WHAT THIS TASK INVOLVES:
Go through the listing beneath this task and return every line that carries the string "Patel".

DATA SUPPLIED:
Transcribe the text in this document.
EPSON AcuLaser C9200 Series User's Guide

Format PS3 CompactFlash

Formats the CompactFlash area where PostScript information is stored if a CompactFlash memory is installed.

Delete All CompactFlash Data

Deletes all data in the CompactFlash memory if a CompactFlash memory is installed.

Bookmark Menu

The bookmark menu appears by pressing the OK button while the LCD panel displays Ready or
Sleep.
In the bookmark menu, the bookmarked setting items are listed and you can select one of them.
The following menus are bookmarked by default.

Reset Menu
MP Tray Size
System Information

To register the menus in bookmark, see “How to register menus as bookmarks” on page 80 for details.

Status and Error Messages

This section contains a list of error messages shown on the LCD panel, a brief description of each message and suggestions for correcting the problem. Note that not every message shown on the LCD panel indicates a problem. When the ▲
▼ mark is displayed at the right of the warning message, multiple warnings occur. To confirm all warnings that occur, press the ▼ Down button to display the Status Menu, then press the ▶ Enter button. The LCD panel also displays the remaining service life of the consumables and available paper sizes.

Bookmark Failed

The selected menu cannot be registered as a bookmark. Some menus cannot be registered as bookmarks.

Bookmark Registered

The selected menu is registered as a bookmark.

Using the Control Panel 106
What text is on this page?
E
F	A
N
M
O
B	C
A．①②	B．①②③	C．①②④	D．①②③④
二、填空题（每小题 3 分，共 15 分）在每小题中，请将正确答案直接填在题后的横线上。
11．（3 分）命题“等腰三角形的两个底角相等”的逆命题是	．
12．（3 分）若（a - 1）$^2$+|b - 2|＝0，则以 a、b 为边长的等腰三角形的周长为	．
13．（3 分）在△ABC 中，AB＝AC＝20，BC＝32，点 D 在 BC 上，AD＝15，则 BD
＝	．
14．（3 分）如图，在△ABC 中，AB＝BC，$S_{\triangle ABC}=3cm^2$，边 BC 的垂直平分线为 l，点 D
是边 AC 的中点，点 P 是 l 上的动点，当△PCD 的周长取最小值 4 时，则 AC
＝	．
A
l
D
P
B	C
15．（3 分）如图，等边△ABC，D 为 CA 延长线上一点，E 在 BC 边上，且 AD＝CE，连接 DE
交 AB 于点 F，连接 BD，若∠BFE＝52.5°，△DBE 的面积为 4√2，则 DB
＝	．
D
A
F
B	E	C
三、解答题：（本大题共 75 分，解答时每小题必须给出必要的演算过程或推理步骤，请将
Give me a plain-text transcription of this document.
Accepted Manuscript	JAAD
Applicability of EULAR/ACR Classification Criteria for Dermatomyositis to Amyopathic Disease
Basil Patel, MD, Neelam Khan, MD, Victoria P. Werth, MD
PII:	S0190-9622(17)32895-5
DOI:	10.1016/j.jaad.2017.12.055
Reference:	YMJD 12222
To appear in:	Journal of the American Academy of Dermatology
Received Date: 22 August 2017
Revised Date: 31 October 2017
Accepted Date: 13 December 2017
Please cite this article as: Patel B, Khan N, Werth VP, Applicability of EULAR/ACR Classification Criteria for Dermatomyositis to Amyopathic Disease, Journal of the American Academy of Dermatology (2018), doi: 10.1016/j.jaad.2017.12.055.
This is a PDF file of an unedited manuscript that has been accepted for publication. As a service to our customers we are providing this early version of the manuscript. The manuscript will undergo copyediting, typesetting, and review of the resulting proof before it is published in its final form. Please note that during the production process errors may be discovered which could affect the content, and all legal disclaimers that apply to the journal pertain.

EXERCISE OUTPUT:
Basil Patel, MD, Neelam Khan, MD, Victoria P. Werth, MD
Please cite this article as: Patel B, Khan N, Werth VP, Applicability of EULAR/ACR Classification Criteria for Dermatomyositis to Amyopathic Disease, Journal of the American Academy of Dermatology (2018), doi: 10.1016/j.jaad.2017.12.055.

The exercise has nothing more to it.